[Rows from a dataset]
■ ■ ■
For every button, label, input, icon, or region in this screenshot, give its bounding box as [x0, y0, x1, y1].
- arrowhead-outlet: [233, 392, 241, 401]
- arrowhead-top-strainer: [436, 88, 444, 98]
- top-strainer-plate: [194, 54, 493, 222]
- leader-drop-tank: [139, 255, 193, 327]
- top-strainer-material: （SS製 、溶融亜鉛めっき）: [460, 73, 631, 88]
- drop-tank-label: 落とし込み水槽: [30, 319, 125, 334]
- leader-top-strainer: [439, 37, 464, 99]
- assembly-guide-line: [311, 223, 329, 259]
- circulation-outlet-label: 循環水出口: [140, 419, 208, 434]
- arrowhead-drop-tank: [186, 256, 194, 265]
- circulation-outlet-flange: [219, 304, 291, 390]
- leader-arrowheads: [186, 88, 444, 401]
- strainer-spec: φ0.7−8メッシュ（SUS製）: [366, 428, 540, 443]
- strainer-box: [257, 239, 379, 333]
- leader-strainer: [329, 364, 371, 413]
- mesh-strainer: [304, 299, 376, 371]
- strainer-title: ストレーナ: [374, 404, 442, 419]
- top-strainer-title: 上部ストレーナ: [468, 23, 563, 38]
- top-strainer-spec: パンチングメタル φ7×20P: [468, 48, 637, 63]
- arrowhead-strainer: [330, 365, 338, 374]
■ ■ ■
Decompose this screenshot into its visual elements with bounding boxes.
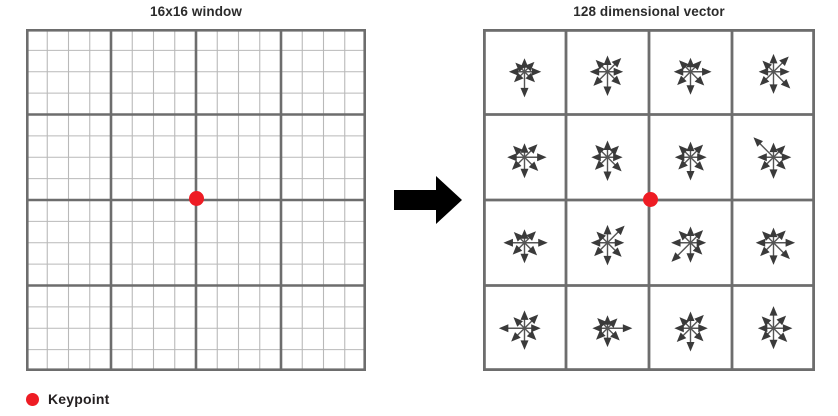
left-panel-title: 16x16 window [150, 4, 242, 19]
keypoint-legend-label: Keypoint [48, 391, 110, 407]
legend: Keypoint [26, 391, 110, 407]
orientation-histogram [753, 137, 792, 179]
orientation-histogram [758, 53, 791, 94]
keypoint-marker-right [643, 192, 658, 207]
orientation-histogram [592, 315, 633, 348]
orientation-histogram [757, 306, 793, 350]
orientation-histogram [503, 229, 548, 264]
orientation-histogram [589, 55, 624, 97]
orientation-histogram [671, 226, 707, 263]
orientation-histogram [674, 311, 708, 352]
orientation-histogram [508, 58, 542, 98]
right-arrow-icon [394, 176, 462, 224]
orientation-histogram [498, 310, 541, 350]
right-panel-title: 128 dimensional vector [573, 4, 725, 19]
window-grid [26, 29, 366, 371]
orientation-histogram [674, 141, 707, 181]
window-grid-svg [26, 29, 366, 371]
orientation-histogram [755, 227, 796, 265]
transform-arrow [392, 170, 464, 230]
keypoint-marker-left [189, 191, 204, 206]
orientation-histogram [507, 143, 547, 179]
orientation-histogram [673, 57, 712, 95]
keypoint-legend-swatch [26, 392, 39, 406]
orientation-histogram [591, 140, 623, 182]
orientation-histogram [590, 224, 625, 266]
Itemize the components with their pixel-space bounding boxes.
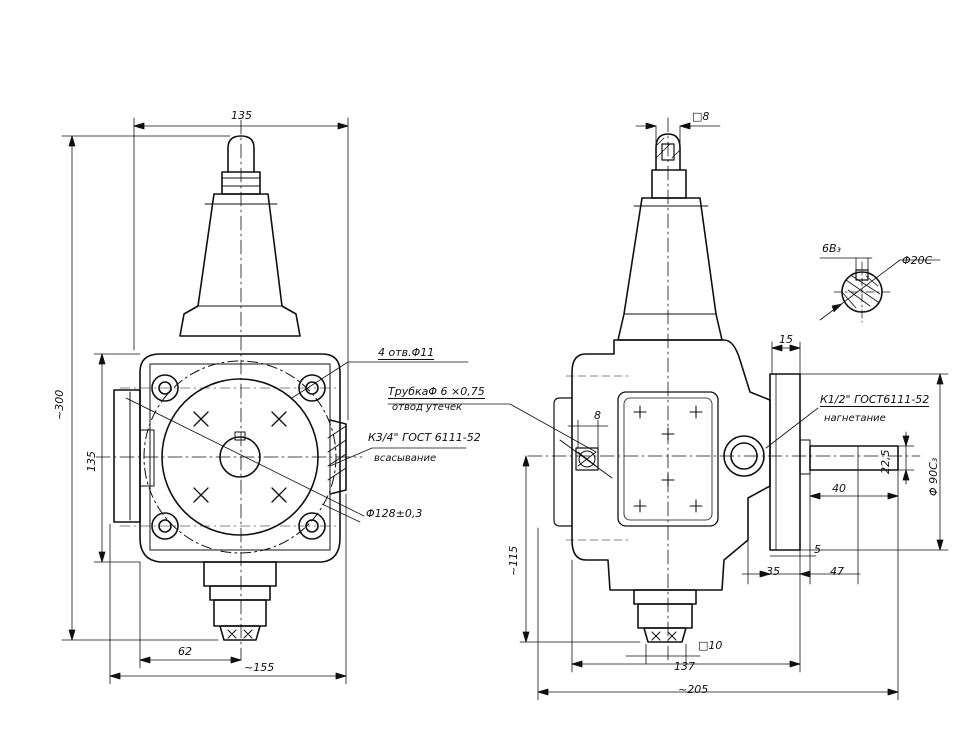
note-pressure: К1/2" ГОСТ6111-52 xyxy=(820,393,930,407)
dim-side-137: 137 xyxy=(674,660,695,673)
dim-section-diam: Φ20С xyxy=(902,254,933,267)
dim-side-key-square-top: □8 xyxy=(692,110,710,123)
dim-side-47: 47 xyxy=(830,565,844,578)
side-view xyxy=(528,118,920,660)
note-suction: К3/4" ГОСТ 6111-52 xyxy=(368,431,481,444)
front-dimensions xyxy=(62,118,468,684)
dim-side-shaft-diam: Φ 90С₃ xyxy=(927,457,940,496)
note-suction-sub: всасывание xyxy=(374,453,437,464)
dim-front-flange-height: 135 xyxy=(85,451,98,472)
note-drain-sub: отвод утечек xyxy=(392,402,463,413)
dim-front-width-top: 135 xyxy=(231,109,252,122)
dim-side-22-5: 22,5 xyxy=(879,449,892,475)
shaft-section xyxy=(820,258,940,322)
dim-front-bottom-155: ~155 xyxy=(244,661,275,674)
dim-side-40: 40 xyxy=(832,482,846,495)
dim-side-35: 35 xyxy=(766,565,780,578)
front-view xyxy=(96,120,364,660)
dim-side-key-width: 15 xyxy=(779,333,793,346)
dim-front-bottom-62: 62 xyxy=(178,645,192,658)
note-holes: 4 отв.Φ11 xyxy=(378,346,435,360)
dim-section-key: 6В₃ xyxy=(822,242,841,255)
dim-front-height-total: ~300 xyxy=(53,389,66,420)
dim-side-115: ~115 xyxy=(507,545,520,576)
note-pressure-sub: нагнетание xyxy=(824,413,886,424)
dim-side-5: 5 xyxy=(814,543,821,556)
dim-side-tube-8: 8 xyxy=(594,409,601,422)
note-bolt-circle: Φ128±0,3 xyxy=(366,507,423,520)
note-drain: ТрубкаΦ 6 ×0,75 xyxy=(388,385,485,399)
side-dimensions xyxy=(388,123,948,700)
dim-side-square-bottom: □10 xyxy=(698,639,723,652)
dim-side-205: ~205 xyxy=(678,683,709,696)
■ ■ ■
### Exercise instructions
Copy out the stretch of data from the line containing "left-panel-title: 16x16 window" through the line containing "orientation-histogram [503, 229, 548, 264]", keeping both of those lines.

### Output for this exercise
left-panel-title: 16x16 window [150, 4, 242, 19]
keypoint-legend-label: Keypoint [48, 391, 110, 407]
legend: Keypoint [26, 391, 110, 407]
orientation-histogram [753, 137, 792, 179]
orientation-histogram [758, 53, 791, 94]
keypoint-marker-right [643, 192, 658, 207]
orientation-histogram [592, 315, 633, 348]
orientation-histogram [757, 306, 793, 350]
orientation-histogram [503, 229, 548, 264]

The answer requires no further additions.